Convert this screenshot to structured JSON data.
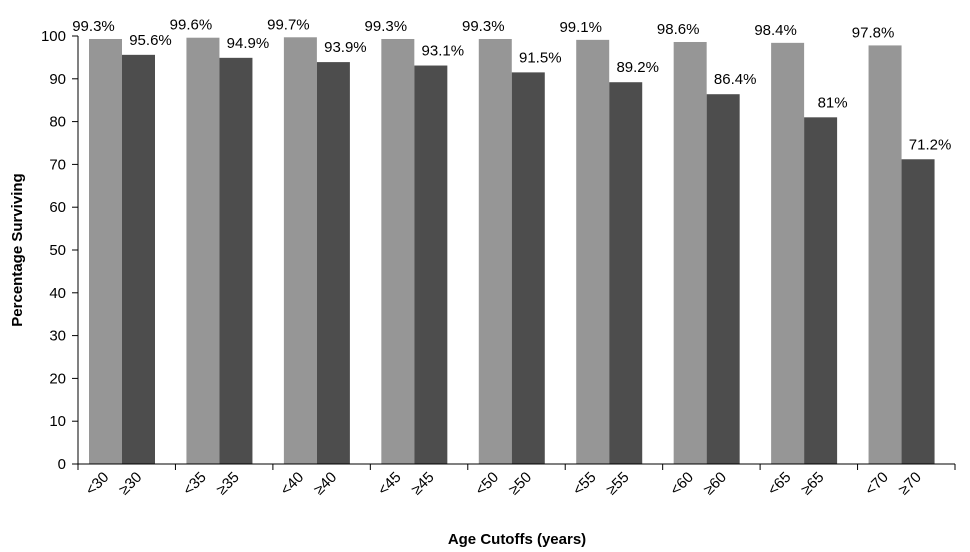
{
  "chart_data": {
    "type": "bar",
    "title": "",
    "xlabel": "Age Cutoffs (years)",
    "ylabel": "Percentage Surviving",
    "ylim": [
      0,
      100
    ],
    "yticks": [
      0,
      10,
      20,
      30,
      40,
      50,
      60,
      70,
      80,
      90,
      100
    ],
    "grid": false,
    "legend": "none",
    "groups": [
      {
        "bars": [
          {
            "category": "<30",
            "value": 99.3,
            "label": "99.3%"
          },
          {
            "category": "≥30",
            "value": 95.6,
            "label": "95.6%"
          }
        ]
      },
      {
        "bars": [
          {
            "category": "<35",
            "value": 99.6,
            "label": "99.6%"
          },
          {
            "category": "≥35",
            "value": 94.9,
            "label": "94.9%"
          }
        ]
      },
      {
        "bars": [
          {
            "category": "<40",
            "value": 99.7,
            "label": "99.7%"
          },
          {
            "category": "≥40",
            "value": 93.9,
            "label": "93.9%"
          }
        ]
      },
      {
        "bars": [
          {
            "category": "<45",
            "value": 99.3,
            "label": "99.3%"
          },
          {
            "category": "≥45",
            "value": 93.1,
            "label": "93.1%"
          }
        ]
      },
      {
        "bars": [
          {
            "category": "<50",
            "value": 99.3,
            "label": "99.3%"
          },
          {
            "category": "≥50",
            "value": 91.5,
            "label": "91.5%"
          }
        ]
      },
      {
        "bars": [
          {
            "category": "<55",
            "value": 99.1,
            "label": "99.1%"
          },
          {
            "category": "≥55",
            "value": 89.2,
            "label": "89.2%"
          }
        ]
      },
      {
        "bars": [
          {
            "category": "<60",
            "value": 98.6,
            "label": "98.6%"
          },
          {
            "category": "≥60",
            "value": 86.4,
            "label": "86.4%"
          }
        ]
      },
      {
        "bars": [
          {
            "category": "<65",
            "value": 98.4,
            "label": "98.4%"
          },
          {
            "category": "≥65",
            "value": 81,
            "label": "81%"
          }
        ]
      },
      {
        "bars": [
          {
            "category": "<70",
            "value": 97.8,
            "label": "97.8%"
          },
          {
            "category": "≥70",
            "value": 71.2,
            "label": "71.2%"
          }
        ]
      }
    ],
    "colors": {
      "below": "#969696",
      "at_or_above": "#4d4d4d",
      "axis": "#000000"
    }
  }
}
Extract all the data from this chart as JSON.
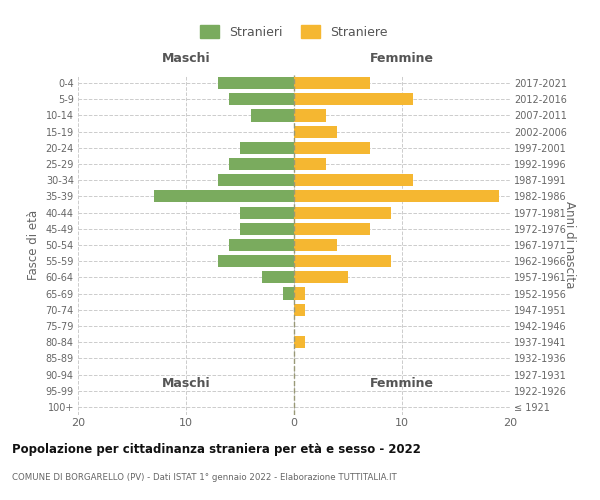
{
  "age_groups": [
    "100+",
    "95-99",
    "90-94",
    "85-89",
    "80-84",
    "75-79",
    "70-74",
    "65-69",
    "60-64",
    "55-59",
    "50-54",
    "45-49",
    "40-44",
    "35-39",
    "30-34",
    "25-29",
    "20-24",
    "15-19",
    "10-14",
    "5-9",
    "0-4"
  ],
  "birth_years": [
    "≤ 1921",
    "1922-1926",
    "1927-1931",
    "1932-1936",
    "1937-1941",
    "1942-1946",
    "1947-1951",
    "1952-1956",
    "1957-1961",
    "1962-1966",
    "1967-1971",
    "1972-1976",
    "1977-1981",
    "1982-1986",
    "1987-1991",
    "1992-1996",
    "1997-2001",
    "2002-2006",
    "2007-2011",
    "2012-2016",
    "2017-2021"
  ],
  "males": [
    0,
    0,
    0,
    0,
    0,
    0,
    0,
    1,
    3,
    7,
    6,
    5,
    5,
    13,
    7,
    6,
    5,
    0,
    4,
    6,
    7
  ],
  "females": [
    0,
    0,
    0,
    0,
    1,
    0,
    1,
    1,
    5,
    9,
    4,
    7,
    9,
    19,
    11,
    3,
    7,
    4,
    3,
    11,
    7
  ],
  "male_color": "#7aab5e",
  "female_color": "#f5b731",
  "background_color": "#ffffff",
  "grid_color": "#cccccc",
  "title": "Popolazione per cittadinanza straniera per età e sesso - 2022",
  "subtitle": "COMUNE DI BORGARELLO (PV) - Dati ISTAT 1° gennaio 2022 - Elaborazione TUTTITALIA.IT",
  "xlabel_left": "Maschi",
  "xlabel_right": "Femmine",
  "ylabel_left": "Fasce di età",
  "ylabel_right": "Anni di nascita",
  "legend_male": "Stranieri",
  "legend_female": "Straniere",
  "xlim": 20
}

######

■ WHAT YOU HAVE TO DO:
Without the pictures, restate each entry exactly.

■ EXERCISE ANSWER:
Convert this screenshot to structured JSON data.
{
  "chart_data": {
    "type": "bar",
    "title": "",
    "xlabel": "Age Cutoffs (years)",
    "ylabel": "Percentage Surviving",
    "ylim": [
      0,
      100
    ],
    "yticks": [
      0,
      10,
      20,
      30,
      40,
      50,
      60,
      70,
      80,
      90,
      100
    ],
    "grid": false,
    "legend": "none",
    "groups": [
      {
        "bars": [
          {
            "category": "<30",
            "value": 99.3,
            "label": "99.3%"
          },
          {
            "category": "≥30",
            "value": 95.6,
            "label": "95.6%"
          }
        ]
      },
      {
        "bars": [
          {
            "category": "<35",
            "value": 99.6,
            "label": "99.6%"
          },
          {
            "category": "≥35",
            "value": 94.9,
            "label": "94.9%"
          }
        ]
      },
      {
        "bars": [
          {
            "category": "<40",
            "value": 99.7,
            "label": "99.7%"
          },
          {
            "category": "≥40",
            "value": 93.9,
            "label": "93.9%"
          }
        ]
      },
      {
        "bars": [
          {
            "category": "<45",
            "value": 99.3,
            "label": "99.3%"
          },
          {
            "category": "≥45",
            "value": 93.1,
            "label": "93.1%"
          }
        ]
      },
      {
        "bars": [
          {
            "category": "<50",
            "value": 99.3,
            "label": "99.3%"
          },
          {
            "category": "≥50",
            "value": 91.5,
            "label": "91.5%"
          }
        ]
      },
      {
        "bars": [
          {
            "category": "<55",
            "value": 99.1,
            "label": "99.1%"
          },
          {
            "category": "≥55",
            "value": 89.2,
            "label": "89.2%"
          }
        ]
      },
      {
        "bars": [
          {
            "category": "<60",
            "value": 98.6,
            "label": "98.6%"
          },
          {
            "category": "≥60",
            "value": 86.4,
            "label": "86.4%"
          }
        ]
      },
      {
        "bars": [
          {
            "category": "<65",
            "value": 98.4,
            "label": "98.4%"
          },
          {
            "category": "≥65",
            "value": 81,
            "label": "81%"
          }
        ]
      },
      {
        "bars": [
          {
            "category": "<70",
            "value": 97.8,
            "label": "97.8%"
          },
          {
            "category": "≥70",
            "value": 71.2,
            "label": "71.2%"
          }
        ]
      }
    ],
    "colors": {
      "below": "#969696",
      "at_or_above": "#4d4d4d",
      "axis": "#000000"
    }
  }
}
Extract all the data from this chart as JSON.
{
  "age_groups": [
    "100+",
    "95-99",
    "90-94",
    "85-89",
    "80-84",
    "75-79",
    "70-74",
    "65-69",
    "60-64",
    "55-59",
    "50-54",
    "45-49",
    "40-44",
    "35-39",
    "30-34",
    "25-29",
    "20-24",
    "15-19",
    "10-14",
    "5-9",
    "0-4"
  ],
  "birth_years": [
    "≤ 1921",
    "1922-1926",
    "1927-1931",
    "1932-1936",
    "1937-1941",
    "1942-1946",
    "1947-1951",
    "1952-1956",
    "1957-1961",
    "1962-1966",
    "1967-1971",
    "1972-1976",
    "1977-1981",
    "1982-1986",
    "1987-1991",
    "1992-1996",
    "1997-2001",
    "2002-2006",
    "2007-2011",
    "2012-2016",
    "2017-2021"
  ],
  "males": [
    0,
    0,
    0,
    0,
    0,
    0,
    0,
    1,
    3,
    7,
    6,
    5,
    5,
    13,
    7,
    6,
    5,
    0,
    4,
    6,
    7
  ],
  "females": [
    0,
    0,
    0,
    0,
    1,
    0,
    1,
    1,
    5,
    9,
    4,
    7,
    9,
    19,
    11,
    3,
    7,
    4,
    3,
    11,
    7
  ],
  "male_color": "#7aab5e",
  "female_color": "#f5b731",
  "background_color": "#ffffff",
  "grid_color": "#cccccc",
  "title": "Popolazione per cittadinanza straniera per età e sesso - 2022",
  "subtitle": "COMUNE DI BORGARELLO (PV) - Dati ISTAT 1° gennaio 2022 - Elaborazione TUTTITALIA.IT",
  "xlabel_left": "Maschi",
  "xlabel_right": "Femmine",
  "ylabel_left": "Fasce di età",
  "ylabel_right": "Anni di nascita",
  "legend_male": "Stranieri",
  "legend_female": "Straniere",
  "xlim": 20
}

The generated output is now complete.